The task: What follows is a listing to be transcribed exactly.

[Stored items]
+---+

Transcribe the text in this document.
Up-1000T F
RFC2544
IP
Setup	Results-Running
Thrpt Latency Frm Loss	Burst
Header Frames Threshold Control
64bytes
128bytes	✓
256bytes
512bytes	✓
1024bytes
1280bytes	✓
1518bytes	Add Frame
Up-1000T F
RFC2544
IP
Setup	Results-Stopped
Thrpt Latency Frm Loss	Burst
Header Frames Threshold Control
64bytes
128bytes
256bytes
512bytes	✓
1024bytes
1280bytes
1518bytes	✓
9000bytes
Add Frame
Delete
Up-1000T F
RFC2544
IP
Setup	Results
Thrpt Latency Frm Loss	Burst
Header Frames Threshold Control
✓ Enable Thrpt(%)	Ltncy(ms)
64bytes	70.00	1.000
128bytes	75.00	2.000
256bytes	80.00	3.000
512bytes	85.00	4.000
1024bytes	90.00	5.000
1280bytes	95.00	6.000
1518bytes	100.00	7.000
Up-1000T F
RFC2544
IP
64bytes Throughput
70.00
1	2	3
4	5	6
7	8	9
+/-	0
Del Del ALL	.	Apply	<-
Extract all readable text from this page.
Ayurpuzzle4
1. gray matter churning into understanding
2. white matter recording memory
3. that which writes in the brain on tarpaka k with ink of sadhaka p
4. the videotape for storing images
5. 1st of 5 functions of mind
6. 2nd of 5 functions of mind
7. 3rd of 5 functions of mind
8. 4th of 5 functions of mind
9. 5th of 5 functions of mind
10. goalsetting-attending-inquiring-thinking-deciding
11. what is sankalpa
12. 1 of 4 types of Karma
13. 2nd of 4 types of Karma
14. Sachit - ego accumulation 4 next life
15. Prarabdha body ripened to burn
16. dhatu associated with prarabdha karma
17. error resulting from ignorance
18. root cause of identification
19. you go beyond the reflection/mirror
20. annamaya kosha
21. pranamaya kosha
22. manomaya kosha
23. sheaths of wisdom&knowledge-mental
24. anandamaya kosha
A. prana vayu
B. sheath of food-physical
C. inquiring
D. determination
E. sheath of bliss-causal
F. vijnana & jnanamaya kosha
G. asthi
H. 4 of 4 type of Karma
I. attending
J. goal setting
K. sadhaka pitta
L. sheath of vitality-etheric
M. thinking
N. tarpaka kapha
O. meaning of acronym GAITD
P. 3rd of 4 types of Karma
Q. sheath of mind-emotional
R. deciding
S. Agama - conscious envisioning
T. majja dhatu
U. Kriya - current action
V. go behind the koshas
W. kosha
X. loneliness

+---+

Full solution:
Transcribe the text in this document.
Up-1000T F
RFC2544
IP
Setup	Results-Running
Thrpt Latency Frm Loss	Burst
Header Frames Threshold Control
64bytes
128bytes	✓
256bytes
512bytes	✓
1024bytes
1280bytes	✓
1518bytes	Add Frame
Up-1000T F
RFC2544
IP
Setup	Results-Stopped
Thrpt Latency Frm Loss	Burst
Header Frames Threshold Control
64bytes
128bytes
256bytes
512bytes	✓
1024bytes
1280bytes
1518bytes	✓
9000bytes
Add Frame
Delete
Up-1000T F
RFC2544
IP
Setup	Results
Thrpt Latency Frm Loss	Burst
Header Frames Threshold Control
✓ Enable Thrpt(%)	Ltncy(ms)
64bytes	70.00	1.000
128bytes	75.00	2.000
256bytes	80.00	3.000
512bytes	85.00	4.000
1024bytes	90.00	5.000
1280bytes	95.00	6.000
1518bytes	100.00	7.000
Up-1000T F
RFC2544
IP
64bytes Throughput
70.00
1	2	3
4	5	6
7	8	9
+/-	0
Del Del ALL	.	Apply	<-
Extract all readable text from this page.
Ayurpuzzle4
1. gray matter churning into understanding
2. white matter recording memory
3. that which writes in the brain on tarpaka k with ink of sadhaka p
4. the videotape for storing images
5. 1st of 5 functions of mind
6. 2nd of 5 functions of mind
7. 3rd of 5 functions of mind
8. 4th of 5 functions of mind
9. 5th of 5 functions of mind
10. goalsetting-attending-inquiring-thinking-deciding
11. what is sankalpa
12. 1 of 4 types of Karma
13. 2nd of 4 types of Karma
14. Sachit - ego accumulation 4 next life
15. Prarabdha body ripened to burn
16. dhatu associated with prarabdha karma
17. error resulting from ignorance
18. root cause of identification
19. you go beyond the reflection/mirror
20. annamaya kosha
21. pranamaya kosha
22. manomaya kosha
23. sheaths of wisdom&knowledge-mental
24. anandamaya kosha
A. prana vayu
B. sheath of food-physical
C. inquiring
D. determination
E. sheath of bliss-causal
F. vijnana & jnanamaya kosha
G. asthi
H. 4 of 4 type of Karma
I. attending
J. goal setting
K. sadhaka pitta
L. sheath of vitality-etheric
M. thinking
N. tarpaka kapha
O. meaning of acronym GAITD
P. 3rd of 4 types of Karma
Q. sheath of mind-emotional
R. deciding
S. Agama - conscious envisioning
T. majja dhatu
U. Kriya - current action
V. go behind the koshas
W. kosha
X. loneliness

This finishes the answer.